Given request
Retype the records below exactly as they appear, but leave out any pictures.

'''

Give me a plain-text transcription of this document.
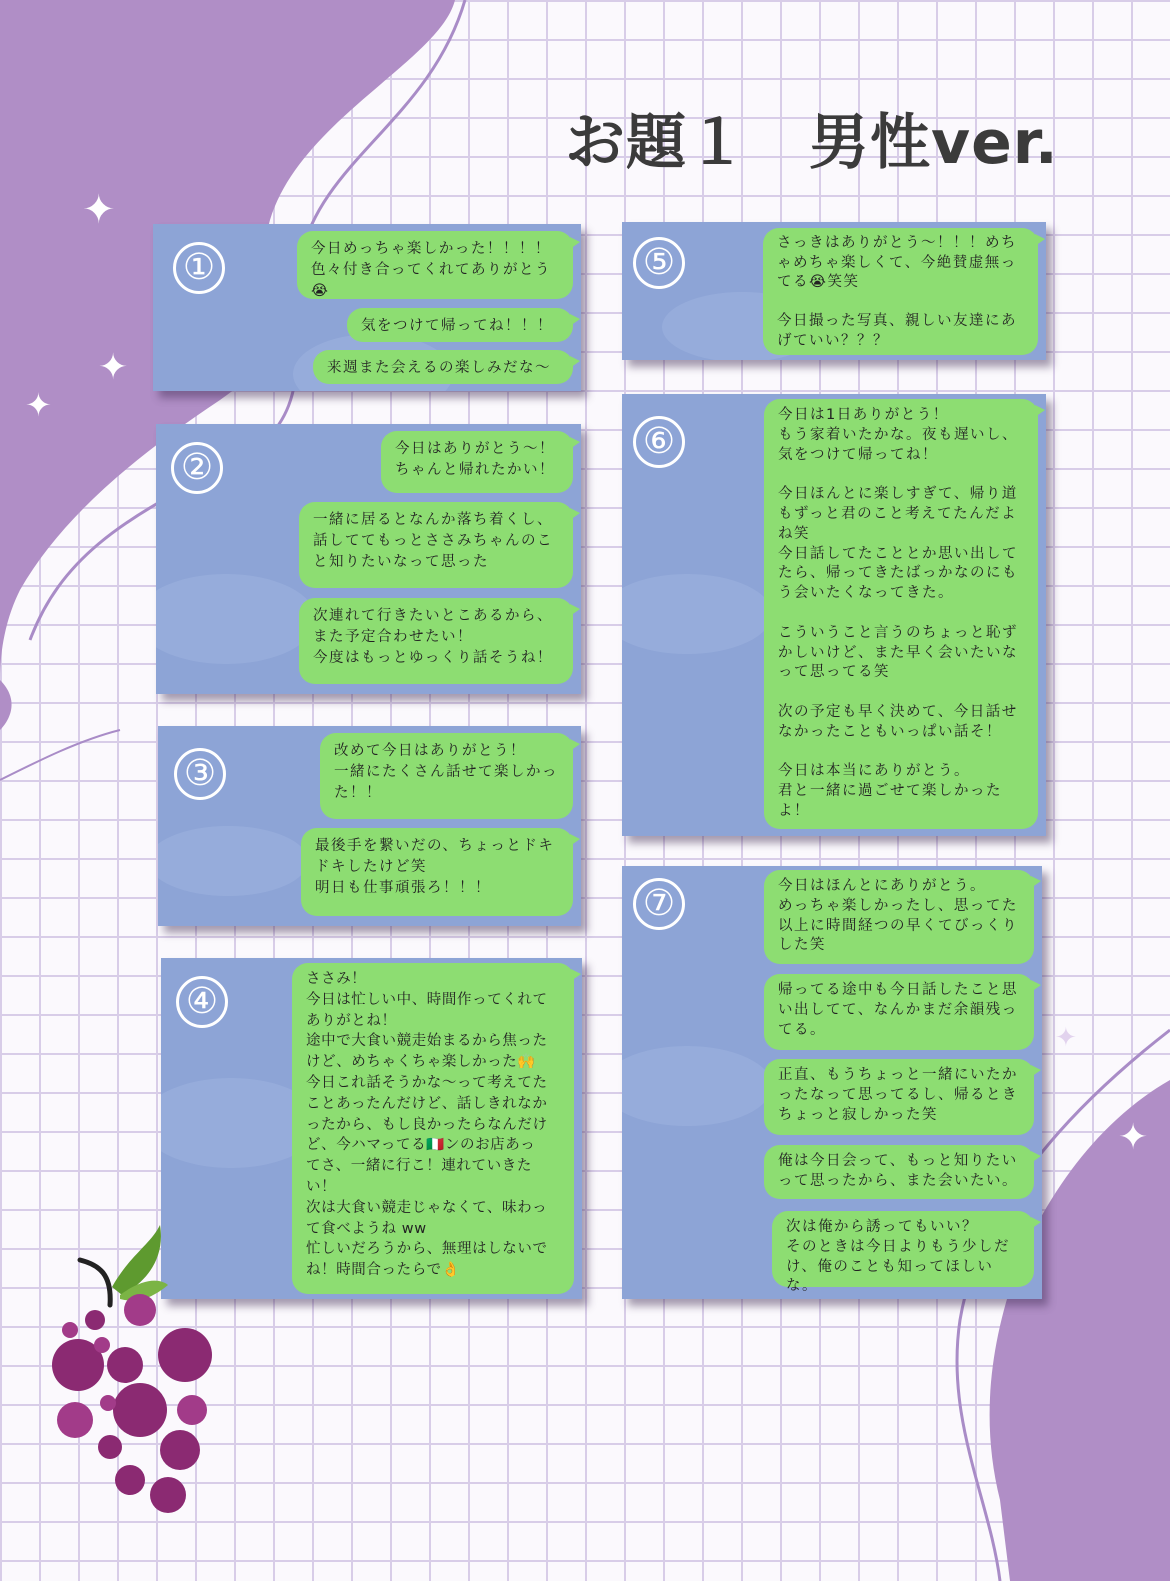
✦
✦
✦
✦
✦
お題１　男性ver.
①	今日めっちゃ楽しかった！！！！
色々付き合ってくれてありがとう
😭
気をつけて帰ってね！！！
来週また会えるの楽しみだな〜
②	今日はありがとう〜！
ちゃんと帰れたかい！
一緒に居るとなんか落ち着くし、
話しててもっとささみちゃんのこ
と知りたいなって思った
次連れて行きたいとこあるから、
また予定合わせたい！
今度はもっとゆっくり話そうね！
③
改めて今日はありがとう！
一緒にたくさん話せて楽しかっ
た！！
最後手を繋いだの、ちょっとドキ
ドキしたけど笑
明日も仕事頑張ろ！！！
④
ささみ！
今日は忙しい中、時間作ってくれて
ありがとね！
途中で大食い競走始まるから焦った
けど、めちゃくちゃ楽しかった🙌
今日これ話そうかな〜って考えてた
ことあったんだけど、話しきれなか
ったから、もし良かったらなんだけ
ど、今ハマってる🇮🇹ンのお店あっ
てさ、一緒に行こ！連れていきた
い！
次は大食い競走じゃなくて、味わっ
て食べようね ww
忙しいだろうから、無理はしないで
ね！時間合ったらで👌
⑤	さっきはありがとう〜！！！めち
ゃめちゃ楽しくて、今絶賛虚無っ
てる😭笑笑

今日撮った写真、親しい友達にあ
げていい？？？
⑥
今日は1日ありがとう！
もう家着いたかな。夜も遅いし、
気をつけて帰ってね！

今日ほんとに楽しすぎて、帰り道
もずっと君のこと考えてたんだよ
ね笑
今日話してたこととか思い出して
たら、帰ってきたばっかなのにも
う会いたくなってきた。

こういうこと言うのちょっと恥ず
かしいけど、また早く会いたいな
って思ってる笑

次の予定も早く決めて、今日話せ
なかったこともいっぱい話そ！

今日は本当にありがとう。
君と一緒に過ごせて楽しかった
よ！
⑦	今日はほんとにありがとう。
めっちゃ楽しかったし、思ってた
以上に時間経つの早くてびっくり
した笑
帰ってる途中も今日話したこと思
い出してて、なんかまだ余韻残っ
てる。
正直、もうちょっと一緒にいたか
ったなって思ってるし、帰るとき
ちょっと寂しかった笑
俺は今日会って、もっと知りたい
って思ったから、また会いたい。
次は俺から誘ってもいい？
そのときは今日よりもう少しだ
け、俺のことも知ってほしいな。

'''

Response for this exercise
Give me a plain-text transcription of this document.
✦
✦
✦
✦
✦
お題１　男性ver.
①	今日めっちゃ楽しかった！！！！
色々付き合ってくれてありがとう
😭
気をつけて帰ってね！！！
来週また会えるの楽しみだな〜
②	今日はありがとう〜！
ちゃんと帰れたかい！
一緒に居るとなんか落ち着くし、
話しててもっとささみちゃんのこ
と知りたいなって思った
次連れて行きたいとこあるから、
また予定合わせたい！
今度はもっとゆっくり話そうね！
③
改めて今日はありがとう！
一緒にたくさん話せて楽しかっ
た！！
最後手を繋いだの、ちょっとドキ
ドキしたけど笑
明日も仕事頑張ろ！！！
④
ささみ！
今日は忙しい中、時間作ってくれて
ありがとね！
途中で大食い競走始まるから焦った
けど、めちゃくちゃ楽しかった🙌
今日これ話そうかな〜って考えてた
ことあったんだけど、話しきれなか
ったから、もし良かったらなんだけ
ど、今ハマってる🇮🇹ンのお店あっ
てさ、一緒に行こ！連れていきた
い！
次は大食い競走じゃなくて、味わっ
て食べようね ww
忙しいだろうから、無理はしないで
ね！時間合ったらで👌
⑤	さっきはありがとう〜！！！めち
ゃめちゃ楽しくて、今絶賛虚無っ
てる😭笑笑

今日撮った写真、親しい友達にあ
げていい？？？
⑥
今日は1日ありがとう！
もう家着いたかな。夜も遅いし、
気をつけて帰ってね！

今日ほんとに楽しすぎて、帰り道
もずっと君のこと考えてたんだよ
ね笑
今日話してたこととか思い出して
たら、帰ってきたばっかなのにも
う会いたくなってきた。

こういうこと言うのちょっと恥ず
かしいけど、また早く会いたいな
って思ってる笑

次の予定も早く決めて、今日話せ
なかったこともいっぱい話そ！

今日は本当にありがとう。
君と一緒に過ごせて楽しかった
よ！
⑦	今日はほんとにありがとう。
めっちゃ楽しかったし、思ってた
以上に時間経つの早くてびっくり
した笑
帰ってる途中も今日話したこと思
い出してて、なんかまだ余韻残っ
てる。
正直、もうちょっと一緒にいたか
ったなって思ってるし、帰るとき
ちょっと寂しかった笑
俺は今日会って、もっと知りたい
って思ったから、また会いたい。
次は俺から誘ってもいい？
そのときは今日よりもう少しだ
け、俺のことも知ってほしいな。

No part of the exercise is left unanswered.